• [WHAT THIS TASK INVOLVES]:
Look through the lines below and extract any with the word "Strength".

• [SOURCE MATERIAL]:
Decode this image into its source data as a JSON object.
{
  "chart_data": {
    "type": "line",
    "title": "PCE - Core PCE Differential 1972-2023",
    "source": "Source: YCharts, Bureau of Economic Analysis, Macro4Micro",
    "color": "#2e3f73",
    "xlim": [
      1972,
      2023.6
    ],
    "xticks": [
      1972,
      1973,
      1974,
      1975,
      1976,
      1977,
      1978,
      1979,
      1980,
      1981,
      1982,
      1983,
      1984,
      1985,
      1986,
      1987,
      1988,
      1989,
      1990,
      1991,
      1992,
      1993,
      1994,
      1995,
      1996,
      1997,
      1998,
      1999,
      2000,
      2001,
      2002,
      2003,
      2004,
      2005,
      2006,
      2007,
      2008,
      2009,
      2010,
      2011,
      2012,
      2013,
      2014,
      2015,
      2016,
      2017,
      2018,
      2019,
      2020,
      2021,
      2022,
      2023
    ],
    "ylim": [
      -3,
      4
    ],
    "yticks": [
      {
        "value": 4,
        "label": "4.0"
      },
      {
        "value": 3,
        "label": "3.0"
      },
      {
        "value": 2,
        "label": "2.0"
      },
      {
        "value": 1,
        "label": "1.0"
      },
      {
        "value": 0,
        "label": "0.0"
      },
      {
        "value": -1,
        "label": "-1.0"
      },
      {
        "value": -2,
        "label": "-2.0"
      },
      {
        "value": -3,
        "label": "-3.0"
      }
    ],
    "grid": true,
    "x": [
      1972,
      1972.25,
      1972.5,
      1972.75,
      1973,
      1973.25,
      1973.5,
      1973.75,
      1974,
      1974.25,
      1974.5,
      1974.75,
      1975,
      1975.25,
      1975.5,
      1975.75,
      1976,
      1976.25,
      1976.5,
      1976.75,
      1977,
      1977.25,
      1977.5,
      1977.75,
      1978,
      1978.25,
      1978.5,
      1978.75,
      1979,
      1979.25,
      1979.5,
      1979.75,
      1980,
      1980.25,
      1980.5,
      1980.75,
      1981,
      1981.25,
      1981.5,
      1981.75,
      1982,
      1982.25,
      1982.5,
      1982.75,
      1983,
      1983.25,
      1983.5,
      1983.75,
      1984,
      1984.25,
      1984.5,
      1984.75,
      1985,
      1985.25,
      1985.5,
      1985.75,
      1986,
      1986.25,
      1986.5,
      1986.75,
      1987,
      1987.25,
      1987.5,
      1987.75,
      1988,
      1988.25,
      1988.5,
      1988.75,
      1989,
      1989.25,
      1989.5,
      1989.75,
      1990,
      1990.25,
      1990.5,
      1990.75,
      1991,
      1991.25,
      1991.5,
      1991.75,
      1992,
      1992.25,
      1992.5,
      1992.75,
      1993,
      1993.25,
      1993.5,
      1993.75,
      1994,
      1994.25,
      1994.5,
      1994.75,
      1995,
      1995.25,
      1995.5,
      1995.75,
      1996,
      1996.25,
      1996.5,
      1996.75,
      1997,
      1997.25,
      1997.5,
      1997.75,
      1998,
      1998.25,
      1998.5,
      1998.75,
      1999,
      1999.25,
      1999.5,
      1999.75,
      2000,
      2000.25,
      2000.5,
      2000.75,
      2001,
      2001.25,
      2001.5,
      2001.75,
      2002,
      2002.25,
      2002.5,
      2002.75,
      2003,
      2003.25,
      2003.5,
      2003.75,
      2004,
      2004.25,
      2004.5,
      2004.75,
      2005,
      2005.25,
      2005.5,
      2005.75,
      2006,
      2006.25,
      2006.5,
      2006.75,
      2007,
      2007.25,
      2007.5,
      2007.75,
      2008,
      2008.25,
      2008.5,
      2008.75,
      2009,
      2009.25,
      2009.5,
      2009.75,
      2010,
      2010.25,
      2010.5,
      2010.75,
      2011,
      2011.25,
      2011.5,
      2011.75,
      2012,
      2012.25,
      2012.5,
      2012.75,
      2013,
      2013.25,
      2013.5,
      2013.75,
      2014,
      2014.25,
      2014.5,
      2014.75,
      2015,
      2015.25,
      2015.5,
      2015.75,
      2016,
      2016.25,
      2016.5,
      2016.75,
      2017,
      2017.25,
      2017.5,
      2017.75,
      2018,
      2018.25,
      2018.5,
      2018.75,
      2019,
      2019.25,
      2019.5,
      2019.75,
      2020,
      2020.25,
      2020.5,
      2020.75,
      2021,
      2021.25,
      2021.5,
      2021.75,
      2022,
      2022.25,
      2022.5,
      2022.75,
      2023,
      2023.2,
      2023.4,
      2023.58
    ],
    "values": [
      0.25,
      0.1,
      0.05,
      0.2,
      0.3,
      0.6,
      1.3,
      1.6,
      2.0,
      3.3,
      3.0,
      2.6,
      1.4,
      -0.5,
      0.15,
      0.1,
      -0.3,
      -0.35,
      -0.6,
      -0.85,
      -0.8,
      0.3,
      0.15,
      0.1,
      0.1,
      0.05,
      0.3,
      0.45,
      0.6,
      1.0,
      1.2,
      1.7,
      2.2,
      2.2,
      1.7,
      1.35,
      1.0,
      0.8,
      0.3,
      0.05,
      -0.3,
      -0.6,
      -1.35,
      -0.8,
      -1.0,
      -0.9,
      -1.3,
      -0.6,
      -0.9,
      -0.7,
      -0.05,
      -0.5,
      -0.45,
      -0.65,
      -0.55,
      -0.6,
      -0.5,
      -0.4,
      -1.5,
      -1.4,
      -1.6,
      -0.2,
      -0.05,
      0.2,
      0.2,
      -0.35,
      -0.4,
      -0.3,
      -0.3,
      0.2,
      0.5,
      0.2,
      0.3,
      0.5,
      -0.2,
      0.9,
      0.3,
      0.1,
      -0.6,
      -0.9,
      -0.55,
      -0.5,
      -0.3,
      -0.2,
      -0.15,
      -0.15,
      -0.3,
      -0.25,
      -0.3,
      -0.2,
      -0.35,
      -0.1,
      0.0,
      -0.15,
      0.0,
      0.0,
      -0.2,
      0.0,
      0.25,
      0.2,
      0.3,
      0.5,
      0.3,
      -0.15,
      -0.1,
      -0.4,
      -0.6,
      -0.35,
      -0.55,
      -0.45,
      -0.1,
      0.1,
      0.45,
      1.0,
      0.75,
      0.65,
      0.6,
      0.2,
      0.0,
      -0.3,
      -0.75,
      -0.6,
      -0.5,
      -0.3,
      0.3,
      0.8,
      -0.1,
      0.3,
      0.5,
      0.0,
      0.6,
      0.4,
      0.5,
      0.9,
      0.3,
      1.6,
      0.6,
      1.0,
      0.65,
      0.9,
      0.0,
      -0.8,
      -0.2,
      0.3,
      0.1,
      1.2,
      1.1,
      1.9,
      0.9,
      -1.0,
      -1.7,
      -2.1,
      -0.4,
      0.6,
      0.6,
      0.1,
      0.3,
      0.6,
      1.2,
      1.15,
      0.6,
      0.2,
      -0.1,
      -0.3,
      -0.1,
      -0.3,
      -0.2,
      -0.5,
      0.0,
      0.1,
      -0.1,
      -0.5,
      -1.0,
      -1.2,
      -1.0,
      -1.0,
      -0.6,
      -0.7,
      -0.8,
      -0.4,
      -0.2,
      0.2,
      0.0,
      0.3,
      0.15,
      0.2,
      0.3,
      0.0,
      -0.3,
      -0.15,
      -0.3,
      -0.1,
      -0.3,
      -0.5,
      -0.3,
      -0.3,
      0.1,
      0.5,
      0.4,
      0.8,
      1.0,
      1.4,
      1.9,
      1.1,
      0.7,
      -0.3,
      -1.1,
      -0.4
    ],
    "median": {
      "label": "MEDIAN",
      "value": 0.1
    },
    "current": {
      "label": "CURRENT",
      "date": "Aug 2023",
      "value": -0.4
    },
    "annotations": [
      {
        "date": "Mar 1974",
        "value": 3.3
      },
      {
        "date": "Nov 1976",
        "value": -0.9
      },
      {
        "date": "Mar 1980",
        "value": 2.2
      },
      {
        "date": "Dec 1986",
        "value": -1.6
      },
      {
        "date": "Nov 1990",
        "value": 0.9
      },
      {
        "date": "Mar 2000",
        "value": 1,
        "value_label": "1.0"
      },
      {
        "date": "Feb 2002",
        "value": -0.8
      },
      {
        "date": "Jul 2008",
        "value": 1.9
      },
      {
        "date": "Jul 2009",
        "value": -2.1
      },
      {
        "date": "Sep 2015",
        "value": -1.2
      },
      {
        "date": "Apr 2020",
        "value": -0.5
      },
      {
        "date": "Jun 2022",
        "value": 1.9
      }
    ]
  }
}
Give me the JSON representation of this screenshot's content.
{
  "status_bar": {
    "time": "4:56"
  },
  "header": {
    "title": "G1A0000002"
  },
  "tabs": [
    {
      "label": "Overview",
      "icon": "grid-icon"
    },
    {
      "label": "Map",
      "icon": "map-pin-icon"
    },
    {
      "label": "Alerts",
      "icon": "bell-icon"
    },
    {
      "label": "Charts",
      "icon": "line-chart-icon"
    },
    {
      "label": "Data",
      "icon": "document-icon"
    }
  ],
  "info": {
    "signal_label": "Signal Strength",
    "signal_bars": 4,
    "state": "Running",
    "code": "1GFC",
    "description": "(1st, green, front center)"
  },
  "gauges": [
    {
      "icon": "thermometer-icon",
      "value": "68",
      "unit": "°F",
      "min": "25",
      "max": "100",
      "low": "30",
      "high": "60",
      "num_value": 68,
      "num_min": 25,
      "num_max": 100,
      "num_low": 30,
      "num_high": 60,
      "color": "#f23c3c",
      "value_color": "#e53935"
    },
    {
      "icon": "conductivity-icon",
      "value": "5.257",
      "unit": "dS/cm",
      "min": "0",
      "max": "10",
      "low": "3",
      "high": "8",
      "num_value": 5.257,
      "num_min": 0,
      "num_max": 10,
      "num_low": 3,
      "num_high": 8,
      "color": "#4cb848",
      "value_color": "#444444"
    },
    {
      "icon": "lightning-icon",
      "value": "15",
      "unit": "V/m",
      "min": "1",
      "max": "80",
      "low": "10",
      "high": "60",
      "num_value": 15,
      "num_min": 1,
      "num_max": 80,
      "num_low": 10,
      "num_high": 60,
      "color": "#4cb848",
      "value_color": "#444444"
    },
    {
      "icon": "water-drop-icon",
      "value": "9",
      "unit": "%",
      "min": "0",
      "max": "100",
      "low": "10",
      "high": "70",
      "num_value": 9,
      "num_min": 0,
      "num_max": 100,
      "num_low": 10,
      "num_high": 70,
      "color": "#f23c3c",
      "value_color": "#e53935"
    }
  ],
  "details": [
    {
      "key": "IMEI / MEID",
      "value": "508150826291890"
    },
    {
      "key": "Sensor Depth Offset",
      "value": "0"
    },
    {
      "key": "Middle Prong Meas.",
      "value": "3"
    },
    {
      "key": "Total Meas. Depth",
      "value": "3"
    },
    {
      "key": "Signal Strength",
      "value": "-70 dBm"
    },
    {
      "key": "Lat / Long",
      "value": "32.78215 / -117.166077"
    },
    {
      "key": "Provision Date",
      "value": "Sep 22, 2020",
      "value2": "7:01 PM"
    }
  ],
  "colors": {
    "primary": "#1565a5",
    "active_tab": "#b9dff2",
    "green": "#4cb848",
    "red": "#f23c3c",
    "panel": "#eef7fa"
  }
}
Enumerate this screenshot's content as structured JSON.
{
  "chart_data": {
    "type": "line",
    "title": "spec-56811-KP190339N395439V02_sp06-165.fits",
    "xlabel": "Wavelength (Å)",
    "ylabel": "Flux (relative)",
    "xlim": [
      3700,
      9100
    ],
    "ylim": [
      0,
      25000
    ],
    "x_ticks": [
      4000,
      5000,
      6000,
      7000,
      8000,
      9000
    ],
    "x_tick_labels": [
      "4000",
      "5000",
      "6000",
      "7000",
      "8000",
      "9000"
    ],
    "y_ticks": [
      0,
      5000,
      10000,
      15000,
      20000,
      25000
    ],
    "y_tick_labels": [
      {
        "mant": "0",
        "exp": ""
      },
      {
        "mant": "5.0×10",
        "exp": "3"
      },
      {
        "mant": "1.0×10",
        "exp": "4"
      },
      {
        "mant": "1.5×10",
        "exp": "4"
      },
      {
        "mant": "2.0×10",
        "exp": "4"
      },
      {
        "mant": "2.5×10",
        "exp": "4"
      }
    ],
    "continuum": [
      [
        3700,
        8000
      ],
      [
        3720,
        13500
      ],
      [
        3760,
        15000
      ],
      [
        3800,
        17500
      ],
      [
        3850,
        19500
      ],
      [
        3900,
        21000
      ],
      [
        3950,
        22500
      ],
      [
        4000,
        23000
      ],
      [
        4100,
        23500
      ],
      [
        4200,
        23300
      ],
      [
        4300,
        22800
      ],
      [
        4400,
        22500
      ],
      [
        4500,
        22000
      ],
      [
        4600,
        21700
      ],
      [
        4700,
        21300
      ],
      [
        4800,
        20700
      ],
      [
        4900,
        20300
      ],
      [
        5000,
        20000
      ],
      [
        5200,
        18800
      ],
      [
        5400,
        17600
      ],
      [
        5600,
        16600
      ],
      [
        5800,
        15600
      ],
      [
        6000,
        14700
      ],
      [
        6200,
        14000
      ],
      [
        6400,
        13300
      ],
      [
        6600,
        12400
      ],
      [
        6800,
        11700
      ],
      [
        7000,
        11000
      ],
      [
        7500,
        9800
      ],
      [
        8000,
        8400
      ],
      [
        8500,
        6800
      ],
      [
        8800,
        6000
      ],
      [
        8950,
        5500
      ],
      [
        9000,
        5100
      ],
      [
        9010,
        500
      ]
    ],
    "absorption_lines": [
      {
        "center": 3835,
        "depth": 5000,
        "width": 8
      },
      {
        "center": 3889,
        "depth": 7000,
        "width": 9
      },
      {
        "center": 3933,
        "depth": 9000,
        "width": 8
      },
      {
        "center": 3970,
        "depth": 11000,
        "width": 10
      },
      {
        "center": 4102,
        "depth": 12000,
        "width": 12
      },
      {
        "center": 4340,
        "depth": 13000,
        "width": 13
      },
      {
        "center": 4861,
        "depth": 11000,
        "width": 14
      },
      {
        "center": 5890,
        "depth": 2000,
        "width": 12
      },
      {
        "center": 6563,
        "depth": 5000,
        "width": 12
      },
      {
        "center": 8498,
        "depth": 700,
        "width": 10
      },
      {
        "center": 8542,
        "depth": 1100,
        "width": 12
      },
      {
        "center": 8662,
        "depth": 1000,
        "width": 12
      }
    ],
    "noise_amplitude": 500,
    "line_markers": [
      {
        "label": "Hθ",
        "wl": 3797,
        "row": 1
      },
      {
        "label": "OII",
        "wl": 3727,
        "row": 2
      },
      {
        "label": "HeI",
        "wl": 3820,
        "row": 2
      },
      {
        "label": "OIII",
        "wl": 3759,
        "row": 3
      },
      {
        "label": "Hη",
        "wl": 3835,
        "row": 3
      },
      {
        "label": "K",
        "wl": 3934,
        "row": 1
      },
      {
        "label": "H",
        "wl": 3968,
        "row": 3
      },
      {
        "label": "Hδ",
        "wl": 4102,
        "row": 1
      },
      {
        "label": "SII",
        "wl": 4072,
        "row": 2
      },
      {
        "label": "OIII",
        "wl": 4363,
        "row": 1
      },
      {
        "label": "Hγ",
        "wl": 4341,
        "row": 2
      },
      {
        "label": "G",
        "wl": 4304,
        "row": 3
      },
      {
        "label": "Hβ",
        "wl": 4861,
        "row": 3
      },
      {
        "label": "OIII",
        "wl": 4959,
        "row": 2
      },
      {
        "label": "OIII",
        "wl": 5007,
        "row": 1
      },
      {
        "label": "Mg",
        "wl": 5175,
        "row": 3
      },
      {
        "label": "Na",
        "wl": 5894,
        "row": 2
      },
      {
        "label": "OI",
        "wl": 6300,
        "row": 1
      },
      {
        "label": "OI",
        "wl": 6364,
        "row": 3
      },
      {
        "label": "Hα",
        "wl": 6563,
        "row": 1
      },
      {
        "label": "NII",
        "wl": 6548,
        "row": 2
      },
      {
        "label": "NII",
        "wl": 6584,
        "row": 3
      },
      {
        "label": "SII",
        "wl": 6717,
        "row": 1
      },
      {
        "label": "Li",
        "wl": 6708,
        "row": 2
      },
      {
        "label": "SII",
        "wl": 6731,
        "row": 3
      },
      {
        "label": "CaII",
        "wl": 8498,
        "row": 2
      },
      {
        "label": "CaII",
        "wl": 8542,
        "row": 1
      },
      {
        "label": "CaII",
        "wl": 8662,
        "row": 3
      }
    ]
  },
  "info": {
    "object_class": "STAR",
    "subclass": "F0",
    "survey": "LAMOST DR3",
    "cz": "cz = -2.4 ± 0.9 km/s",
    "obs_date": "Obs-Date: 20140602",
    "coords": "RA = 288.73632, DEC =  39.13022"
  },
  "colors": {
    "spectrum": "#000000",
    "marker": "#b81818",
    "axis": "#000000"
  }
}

• [EXPECTED ANSWER]:
    "signal_label": "Signal Strength",
      "key": "Signal Strength",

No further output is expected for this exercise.